Written instruction – Look through the material and copy each line holding "Activity".

Material to process –

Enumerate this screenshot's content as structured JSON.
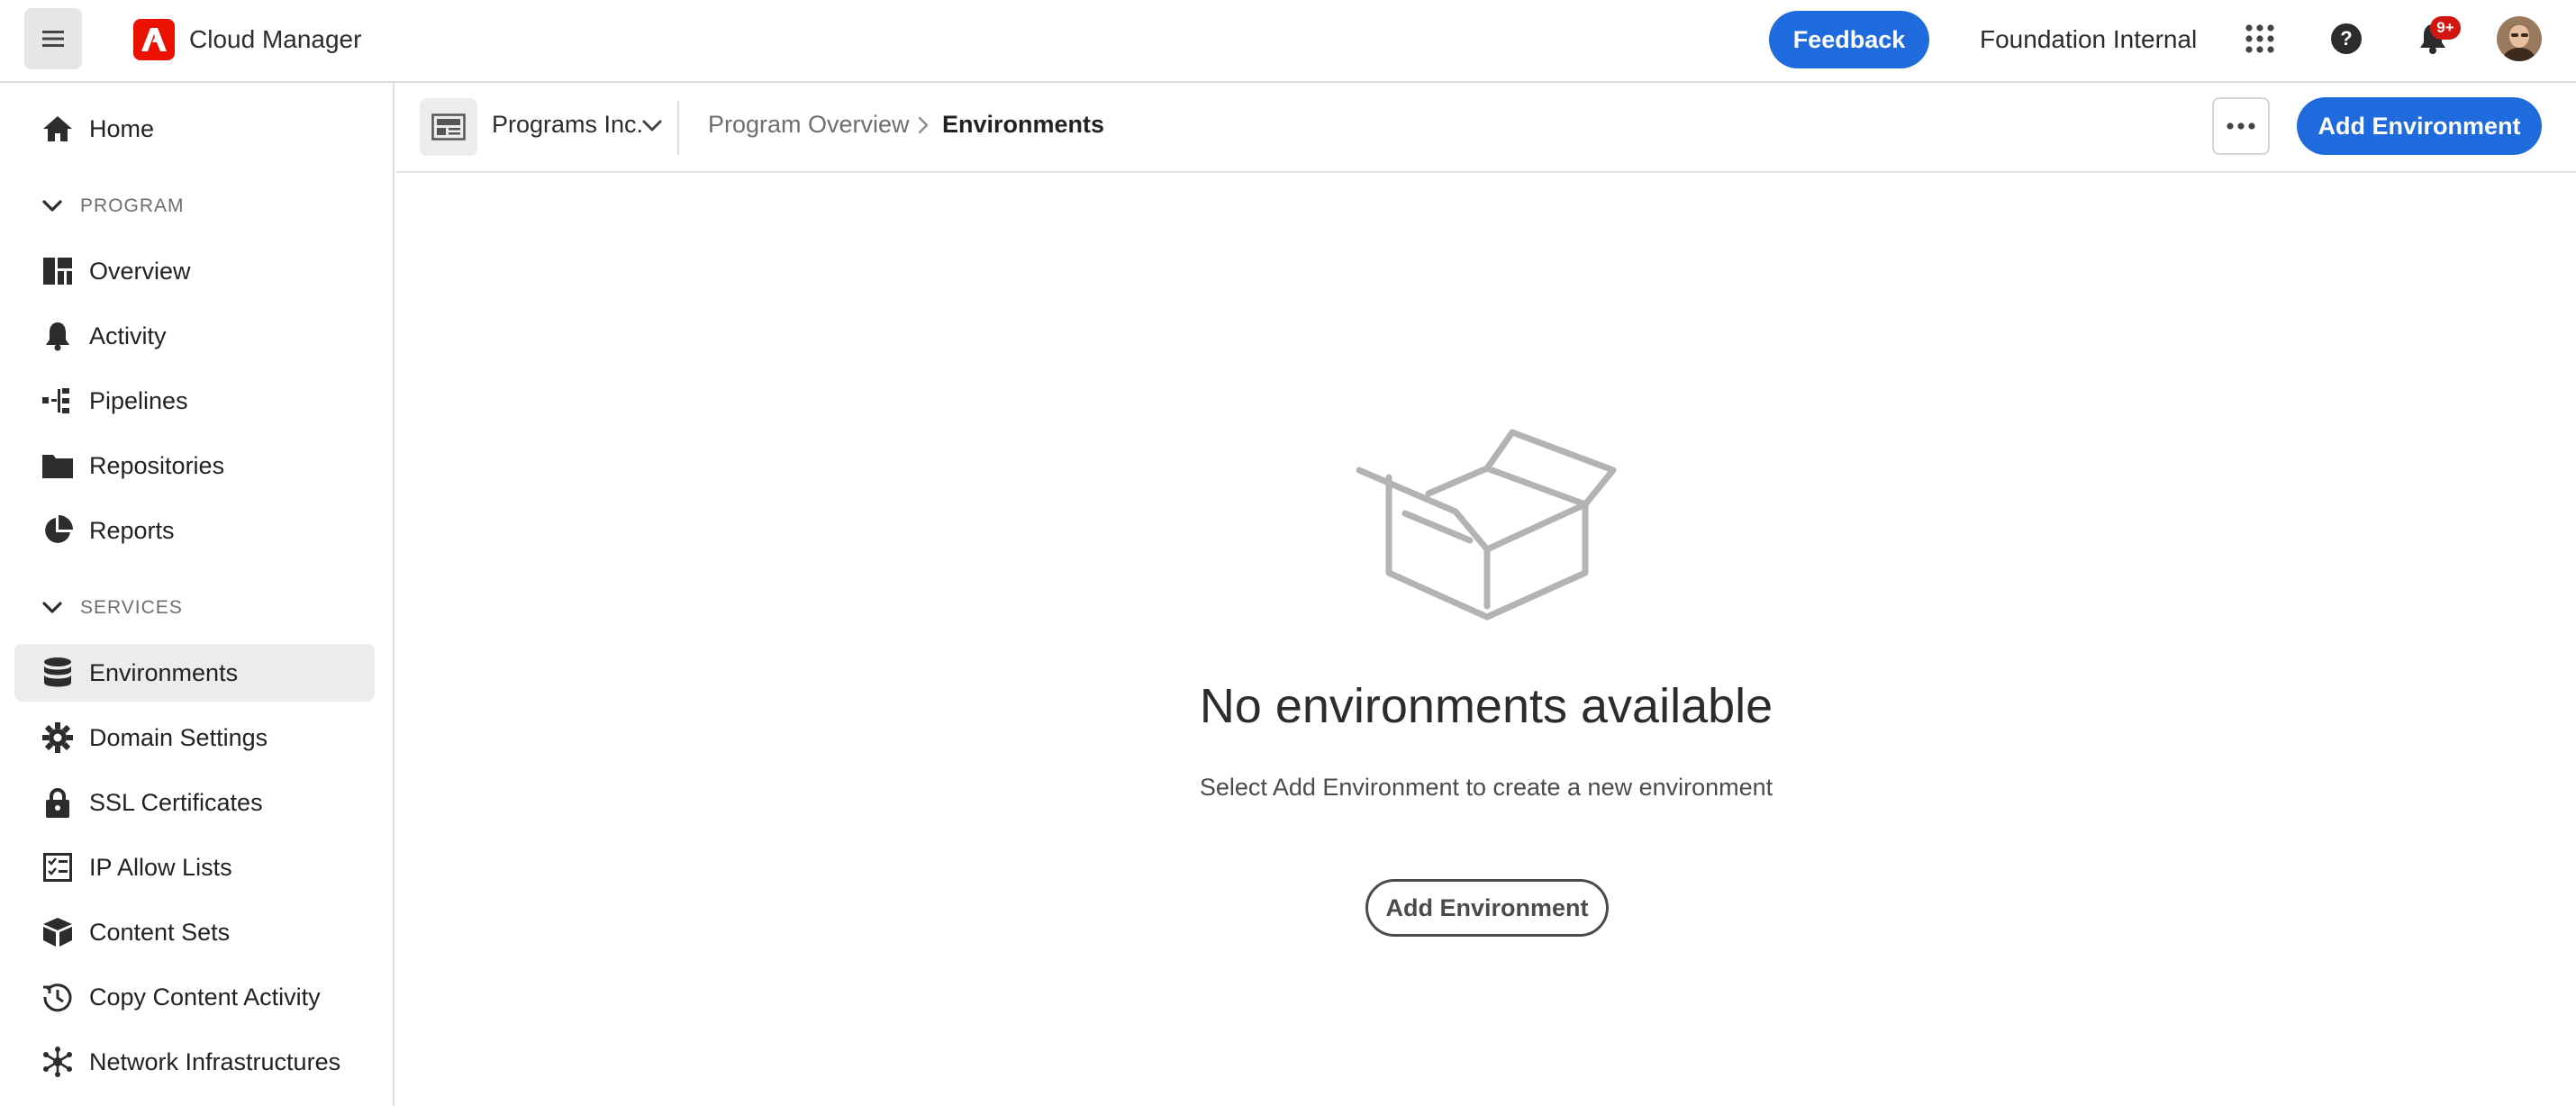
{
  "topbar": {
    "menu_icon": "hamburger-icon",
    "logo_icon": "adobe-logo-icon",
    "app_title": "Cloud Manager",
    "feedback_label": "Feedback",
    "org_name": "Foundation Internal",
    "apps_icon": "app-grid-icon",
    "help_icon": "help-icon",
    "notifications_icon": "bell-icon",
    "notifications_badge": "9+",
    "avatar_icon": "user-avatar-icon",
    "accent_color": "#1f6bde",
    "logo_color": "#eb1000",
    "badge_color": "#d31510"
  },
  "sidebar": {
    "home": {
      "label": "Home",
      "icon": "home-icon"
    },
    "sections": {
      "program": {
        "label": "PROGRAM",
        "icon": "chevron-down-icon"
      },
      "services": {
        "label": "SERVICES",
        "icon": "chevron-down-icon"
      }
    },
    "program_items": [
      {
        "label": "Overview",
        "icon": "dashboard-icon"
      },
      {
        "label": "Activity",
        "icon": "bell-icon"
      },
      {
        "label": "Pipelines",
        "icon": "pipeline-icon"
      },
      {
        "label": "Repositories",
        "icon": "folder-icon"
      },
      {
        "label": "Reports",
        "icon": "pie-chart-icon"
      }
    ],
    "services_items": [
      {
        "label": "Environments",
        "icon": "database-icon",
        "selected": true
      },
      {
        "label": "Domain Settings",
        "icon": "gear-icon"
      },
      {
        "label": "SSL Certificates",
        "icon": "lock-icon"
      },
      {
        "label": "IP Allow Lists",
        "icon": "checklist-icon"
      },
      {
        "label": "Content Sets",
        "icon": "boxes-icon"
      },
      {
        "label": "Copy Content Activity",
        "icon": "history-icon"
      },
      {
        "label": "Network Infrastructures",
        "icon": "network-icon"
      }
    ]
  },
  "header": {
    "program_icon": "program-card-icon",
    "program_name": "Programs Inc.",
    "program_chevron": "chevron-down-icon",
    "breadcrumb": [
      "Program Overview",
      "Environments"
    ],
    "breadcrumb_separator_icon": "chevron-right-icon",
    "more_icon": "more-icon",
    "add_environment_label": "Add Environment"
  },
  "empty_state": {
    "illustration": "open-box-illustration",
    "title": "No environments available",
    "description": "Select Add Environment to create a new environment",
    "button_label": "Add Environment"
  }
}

--

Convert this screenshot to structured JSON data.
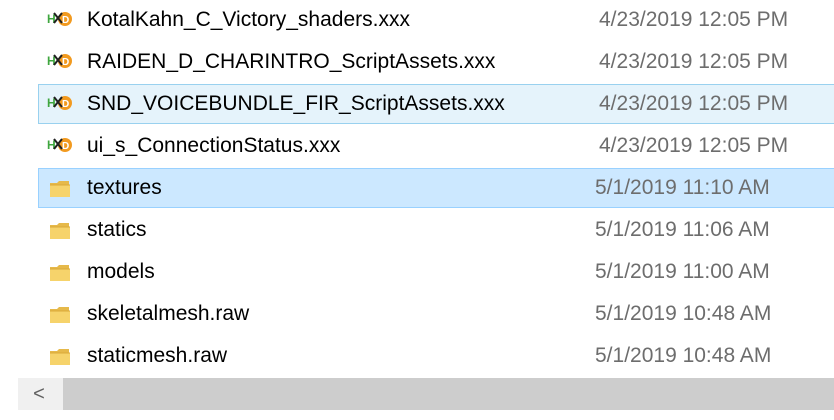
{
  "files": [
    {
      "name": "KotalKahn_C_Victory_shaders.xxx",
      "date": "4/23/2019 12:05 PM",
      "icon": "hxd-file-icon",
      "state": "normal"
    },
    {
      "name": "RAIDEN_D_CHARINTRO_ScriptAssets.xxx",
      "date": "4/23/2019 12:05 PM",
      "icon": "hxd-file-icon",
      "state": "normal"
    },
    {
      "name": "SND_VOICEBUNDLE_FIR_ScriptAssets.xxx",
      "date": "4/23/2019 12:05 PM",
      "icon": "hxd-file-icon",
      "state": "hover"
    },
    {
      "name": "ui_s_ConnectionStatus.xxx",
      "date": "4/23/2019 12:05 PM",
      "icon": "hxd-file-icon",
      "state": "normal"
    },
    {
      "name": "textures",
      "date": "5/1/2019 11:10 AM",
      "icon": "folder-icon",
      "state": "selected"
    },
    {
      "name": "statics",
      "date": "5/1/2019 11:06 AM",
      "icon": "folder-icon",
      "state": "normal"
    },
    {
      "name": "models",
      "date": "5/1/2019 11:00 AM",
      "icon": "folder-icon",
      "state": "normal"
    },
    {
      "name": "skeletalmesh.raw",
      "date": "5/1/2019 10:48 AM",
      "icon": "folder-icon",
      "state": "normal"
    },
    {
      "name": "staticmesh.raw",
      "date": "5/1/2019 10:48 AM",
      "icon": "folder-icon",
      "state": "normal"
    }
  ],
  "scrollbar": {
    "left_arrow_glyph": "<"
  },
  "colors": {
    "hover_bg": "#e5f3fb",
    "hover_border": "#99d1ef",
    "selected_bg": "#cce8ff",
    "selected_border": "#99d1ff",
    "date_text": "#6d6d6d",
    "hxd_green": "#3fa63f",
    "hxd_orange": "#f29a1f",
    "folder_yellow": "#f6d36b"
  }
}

Solution for this task –
        "label": "Activity",
        "label": "Copy Content Activity",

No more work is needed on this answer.